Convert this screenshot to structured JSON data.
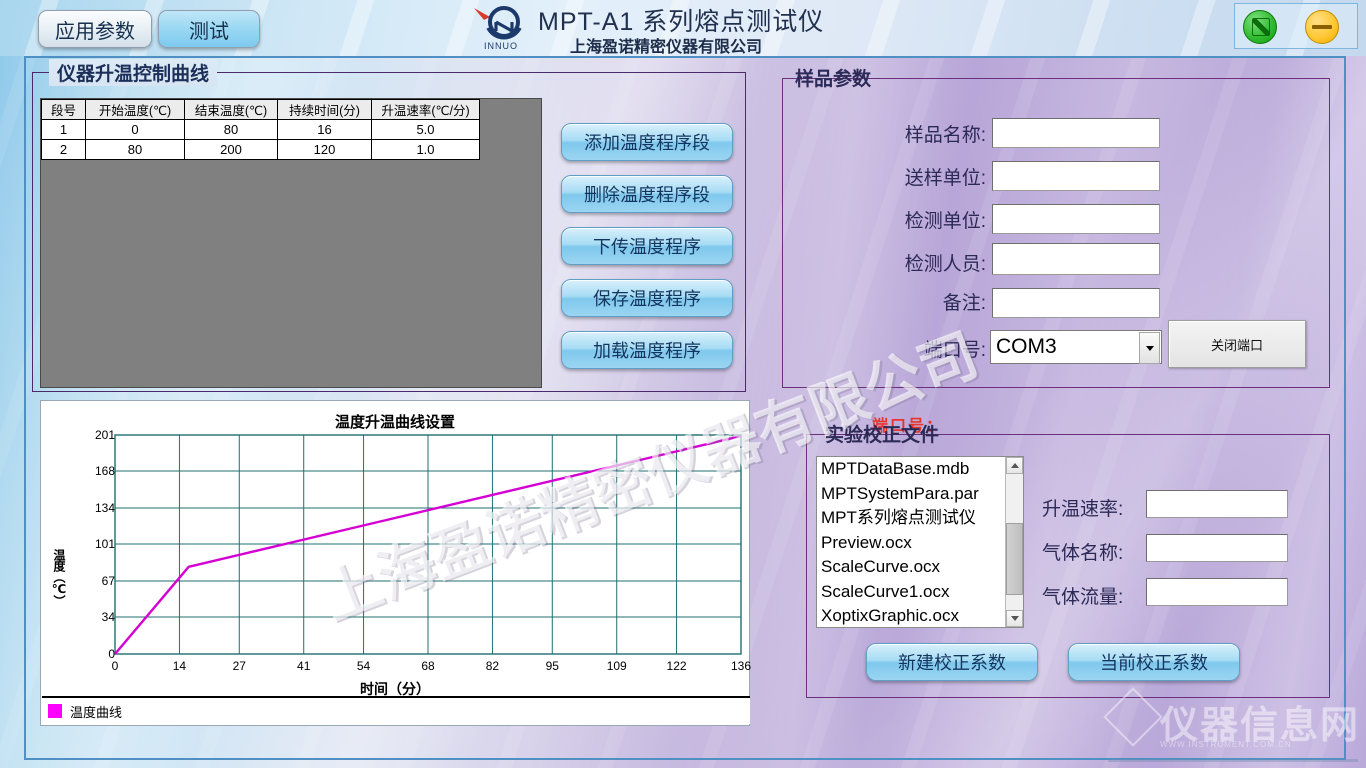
{
  "header": {
    "tabs": [
      {
        "label": "应用参数",
        "active": false
      },
      {
        "label": "测试",
        "active": true
      }
    ],
    "logo_alt": "INNUO",
    "logo_text": "INNUO",
    "title": "MPT-A1 系列熔点测试仪",
    "subtitle": "上海盈诺精密仪器有限公司",
    "window_buttons": [
      {
        "name": "exit",
        "color": "#2db92d"
      },
      {
        "name": "minimize",
        "color": "#ffc52e"
      }
    ]
  },
  "curve_panel": {
    "title": "仪器升温控制曲线",
    "table": {
      "headers": [
        "段号",
        "开始温度(℃)",
        "结束温度(℃)",
        "持续时间(分)",
        "升温速率(℃/分)"
      ],
      "rows": [
        [
          "1",
          "0",
          "80",
          "16",
          "5.0"
        ],
        [
          "2",
          "80",
          "200",
          "120",
          "1.0"
        ]
      ]
    },
    "buttons": [
      "添加温度程序段",
      "删除温度程序段",
      "下传温度程序",
      "保存温度程序",
      "加载温度程序"
    ]
  },
  "sample_panel": {
    "title": "样品参数",
    "fields": [
      {
        "label": "样品名称:",
        "value": "",
        "focused": true
      },
      {
        "label": "送样单位:",
        "value": ""
      },
      {
        "label": "检测单位:",
        "value": ""
      },
      {
        "label": "检测人员:",
        "value": ""
      },
      {
        "label": "备注:",
        "value": ""
      }
    ],
    "port": {
      "label": "端口号:",
      "value": "COM3",
      "close_button": "关闭端口"
    },
    "port_note": "端口号："
  },
  "calibration_panel": {
    "title": "实验校正文件",
    "files": [
      "MPTDataBase.mdb",
      "MPTSystemPara.par",
      "MPT系列熔点测试仪",
      "Preview.ocx",
      "ScaleCurve.ocx",
      "ScaleCurve1.ocx",
      "XoptixGraphic.ocx"
    ],
    "fields": [
      {
        "label": "升温速率:",
        "value": ""
      },
      {
        "label": "气体名称:",
        "value": ""
      },
      {
        "label": "气体流量:",
        "value": ""
      }
    ],
    "buttons": [
      "新建校正系数",
      "当前校正系数"
    ]
  },
  "watermarks": {
    "diagonal": "上海盈诺精密仪器有限公司",
    "bottom_right": "仪器信息网",
    "bottom_right_sub": "WWW.INSTRUMENT.COM.CN"
  },
  "chart_data": {
    "type": "line",
    "title": "温度升温曲线设置",
    "xlabel": "时间（分）",
    "ylabel": "温度（℃）",
    "xticks": [
      0,
      14,
      27,
      41,
      54,
      68,
      82,
      95,
      109,
      122,
      136
    ],
    "yticks": [
      0,
      34,
      67,
      101,
      134,
      168,
      201
    ],
    "xlim": [
      0,
      136
    ],
    "ylim": [
      0,
      201
    ],
    "grid": true,
    "legend": [
      "温度曲线"
    ],
    "series": [
      {
        "name": "温度曲线",
        "color": "#d400d4",
        "x": [
          0,
          16,
          136
        ],
        "y": [
          0,
          80,
          200
        ]
      }
    ]
  }
}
****************************************
-- DIRECTIVE --
Identify each line of the material where the word "color" shows up, and copy it.

-- CORRECT RESPONSE --
        "color": "#2db92d"
        "color": "#ffc52e"
        "color": "#d400d4",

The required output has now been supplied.